Stored items from a collection
## START

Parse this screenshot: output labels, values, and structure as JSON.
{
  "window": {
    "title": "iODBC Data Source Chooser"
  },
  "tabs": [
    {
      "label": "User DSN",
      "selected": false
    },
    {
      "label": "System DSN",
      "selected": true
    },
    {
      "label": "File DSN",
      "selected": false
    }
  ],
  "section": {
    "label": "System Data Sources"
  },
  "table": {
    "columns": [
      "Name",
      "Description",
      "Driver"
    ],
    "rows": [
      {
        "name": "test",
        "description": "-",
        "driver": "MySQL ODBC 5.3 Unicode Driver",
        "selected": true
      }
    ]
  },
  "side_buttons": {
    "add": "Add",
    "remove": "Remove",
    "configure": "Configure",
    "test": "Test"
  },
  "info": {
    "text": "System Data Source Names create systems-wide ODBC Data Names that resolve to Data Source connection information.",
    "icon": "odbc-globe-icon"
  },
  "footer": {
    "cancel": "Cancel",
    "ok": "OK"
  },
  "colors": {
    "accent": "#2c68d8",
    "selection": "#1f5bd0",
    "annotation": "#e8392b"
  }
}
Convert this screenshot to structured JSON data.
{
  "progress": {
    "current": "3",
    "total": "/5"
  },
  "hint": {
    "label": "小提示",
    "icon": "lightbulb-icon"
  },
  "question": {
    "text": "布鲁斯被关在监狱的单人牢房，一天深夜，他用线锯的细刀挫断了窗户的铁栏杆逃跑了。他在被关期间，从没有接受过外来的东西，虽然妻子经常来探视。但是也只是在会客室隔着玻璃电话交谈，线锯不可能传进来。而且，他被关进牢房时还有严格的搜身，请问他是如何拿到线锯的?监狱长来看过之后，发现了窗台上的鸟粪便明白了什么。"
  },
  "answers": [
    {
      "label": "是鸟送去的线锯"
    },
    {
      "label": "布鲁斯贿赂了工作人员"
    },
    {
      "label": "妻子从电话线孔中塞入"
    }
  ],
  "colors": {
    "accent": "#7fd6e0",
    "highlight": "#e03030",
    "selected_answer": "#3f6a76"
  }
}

## END
## START

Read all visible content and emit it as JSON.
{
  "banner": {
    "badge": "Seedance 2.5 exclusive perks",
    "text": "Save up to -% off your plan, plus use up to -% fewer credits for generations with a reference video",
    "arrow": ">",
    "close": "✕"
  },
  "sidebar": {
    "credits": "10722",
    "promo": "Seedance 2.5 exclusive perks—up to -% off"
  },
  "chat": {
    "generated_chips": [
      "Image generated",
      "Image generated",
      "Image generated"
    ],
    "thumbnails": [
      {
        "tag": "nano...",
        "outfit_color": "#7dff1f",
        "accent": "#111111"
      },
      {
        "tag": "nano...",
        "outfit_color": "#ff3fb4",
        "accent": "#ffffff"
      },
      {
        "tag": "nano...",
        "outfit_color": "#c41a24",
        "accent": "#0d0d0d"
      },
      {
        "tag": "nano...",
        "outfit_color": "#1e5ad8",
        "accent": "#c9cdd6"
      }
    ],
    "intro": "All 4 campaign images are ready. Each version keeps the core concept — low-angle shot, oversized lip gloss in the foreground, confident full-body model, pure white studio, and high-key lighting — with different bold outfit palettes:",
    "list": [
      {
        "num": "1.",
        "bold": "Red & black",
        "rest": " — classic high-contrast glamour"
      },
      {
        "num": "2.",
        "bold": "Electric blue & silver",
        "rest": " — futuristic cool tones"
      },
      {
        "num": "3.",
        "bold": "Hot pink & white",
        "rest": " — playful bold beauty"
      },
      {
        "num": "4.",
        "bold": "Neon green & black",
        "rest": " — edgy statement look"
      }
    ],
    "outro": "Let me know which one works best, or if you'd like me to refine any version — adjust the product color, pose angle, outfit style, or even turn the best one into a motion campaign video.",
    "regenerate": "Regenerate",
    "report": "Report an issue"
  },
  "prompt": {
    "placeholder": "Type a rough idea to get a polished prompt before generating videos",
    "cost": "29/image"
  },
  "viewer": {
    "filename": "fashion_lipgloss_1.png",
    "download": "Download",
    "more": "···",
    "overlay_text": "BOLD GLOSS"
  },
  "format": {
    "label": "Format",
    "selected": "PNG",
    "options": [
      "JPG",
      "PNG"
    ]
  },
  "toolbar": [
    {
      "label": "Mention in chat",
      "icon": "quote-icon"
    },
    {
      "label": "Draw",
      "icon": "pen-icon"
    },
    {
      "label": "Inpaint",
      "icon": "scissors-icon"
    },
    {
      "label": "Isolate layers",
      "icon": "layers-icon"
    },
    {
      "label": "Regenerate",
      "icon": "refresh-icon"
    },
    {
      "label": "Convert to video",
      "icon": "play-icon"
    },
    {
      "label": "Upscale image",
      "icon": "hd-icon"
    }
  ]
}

## END
## START

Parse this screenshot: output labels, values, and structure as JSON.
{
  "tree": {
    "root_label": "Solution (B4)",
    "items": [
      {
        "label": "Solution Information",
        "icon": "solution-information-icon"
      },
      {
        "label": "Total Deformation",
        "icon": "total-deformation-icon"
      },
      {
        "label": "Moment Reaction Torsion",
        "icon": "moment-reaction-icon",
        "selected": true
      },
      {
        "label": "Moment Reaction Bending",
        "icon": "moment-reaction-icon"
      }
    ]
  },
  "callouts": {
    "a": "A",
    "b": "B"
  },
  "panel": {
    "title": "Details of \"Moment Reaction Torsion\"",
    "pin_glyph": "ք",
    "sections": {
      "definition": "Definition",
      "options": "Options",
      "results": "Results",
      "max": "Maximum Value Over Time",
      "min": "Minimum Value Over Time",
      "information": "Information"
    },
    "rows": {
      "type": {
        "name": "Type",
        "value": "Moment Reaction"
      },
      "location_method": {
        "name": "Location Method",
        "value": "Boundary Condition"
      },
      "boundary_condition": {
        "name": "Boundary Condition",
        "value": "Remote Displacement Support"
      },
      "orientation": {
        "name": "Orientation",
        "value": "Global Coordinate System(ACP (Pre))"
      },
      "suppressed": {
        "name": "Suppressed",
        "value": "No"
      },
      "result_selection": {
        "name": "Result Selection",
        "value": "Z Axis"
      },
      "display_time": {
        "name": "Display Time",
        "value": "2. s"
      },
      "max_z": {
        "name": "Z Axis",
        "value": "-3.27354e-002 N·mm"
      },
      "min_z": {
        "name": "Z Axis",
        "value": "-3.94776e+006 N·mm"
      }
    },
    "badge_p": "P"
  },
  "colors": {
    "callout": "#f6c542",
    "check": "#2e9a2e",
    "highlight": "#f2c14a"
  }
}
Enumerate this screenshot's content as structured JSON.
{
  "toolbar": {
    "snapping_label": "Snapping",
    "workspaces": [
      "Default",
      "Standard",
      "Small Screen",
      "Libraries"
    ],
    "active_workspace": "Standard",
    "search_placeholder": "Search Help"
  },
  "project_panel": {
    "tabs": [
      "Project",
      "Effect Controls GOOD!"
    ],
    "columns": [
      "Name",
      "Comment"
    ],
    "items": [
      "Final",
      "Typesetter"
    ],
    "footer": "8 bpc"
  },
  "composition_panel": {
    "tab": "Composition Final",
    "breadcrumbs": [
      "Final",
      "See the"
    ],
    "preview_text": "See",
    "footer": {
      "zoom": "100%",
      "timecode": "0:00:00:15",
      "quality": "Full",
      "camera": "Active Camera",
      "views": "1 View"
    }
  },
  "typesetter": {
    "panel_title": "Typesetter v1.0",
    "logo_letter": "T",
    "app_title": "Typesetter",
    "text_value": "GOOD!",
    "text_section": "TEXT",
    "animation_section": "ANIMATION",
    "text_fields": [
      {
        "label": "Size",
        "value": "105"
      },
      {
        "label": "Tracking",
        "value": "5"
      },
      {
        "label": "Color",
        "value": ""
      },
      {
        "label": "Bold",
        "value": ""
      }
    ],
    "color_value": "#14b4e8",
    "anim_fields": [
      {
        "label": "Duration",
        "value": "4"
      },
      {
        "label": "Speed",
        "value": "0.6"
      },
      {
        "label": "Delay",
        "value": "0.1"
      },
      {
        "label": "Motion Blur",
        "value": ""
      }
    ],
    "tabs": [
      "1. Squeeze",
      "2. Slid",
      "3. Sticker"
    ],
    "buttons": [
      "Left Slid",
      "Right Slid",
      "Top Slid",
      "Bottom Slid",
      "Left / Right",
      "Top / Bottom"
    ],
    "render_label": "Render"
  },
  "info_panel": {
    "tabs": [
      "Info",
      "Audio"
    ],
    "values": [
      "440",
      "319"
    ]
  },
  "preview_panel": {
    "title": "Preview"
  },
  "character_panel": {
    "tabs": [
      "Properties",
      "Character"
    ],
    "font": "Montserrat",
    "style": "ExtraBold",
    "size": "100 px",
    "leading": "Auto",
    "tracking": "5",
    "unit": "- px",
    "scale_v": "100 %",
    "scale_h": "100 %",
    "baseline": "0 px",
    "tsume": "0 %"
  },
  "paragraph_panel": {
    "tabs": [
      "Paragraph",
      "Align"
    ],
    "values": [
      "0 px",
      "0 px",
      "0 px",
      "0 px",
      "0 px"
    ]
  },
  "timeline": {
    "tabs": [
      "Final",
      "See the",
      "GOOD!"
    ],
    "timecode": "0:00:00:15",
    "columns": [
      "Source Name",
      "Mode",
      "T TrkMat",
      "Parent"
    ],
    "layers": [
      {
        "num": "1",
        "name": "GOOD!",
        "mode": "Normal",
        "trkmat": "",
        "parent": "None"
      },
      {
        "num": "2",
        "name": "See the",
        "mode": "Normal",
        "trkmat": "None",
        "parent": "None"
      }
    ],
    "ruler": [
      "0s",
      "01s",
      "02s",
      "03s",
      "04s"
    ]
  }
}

## END

(Given exercise)
Check each line of the entries above, and show every one holding the word "style".

(Answer to the exercise)
    "outro": "Let me know which one works best, or if you'd like me to refine any version — adjust the product color, pose angle, outfit style, or even turn the best one into a motion campaign video.",
    "style": "ExtraBold",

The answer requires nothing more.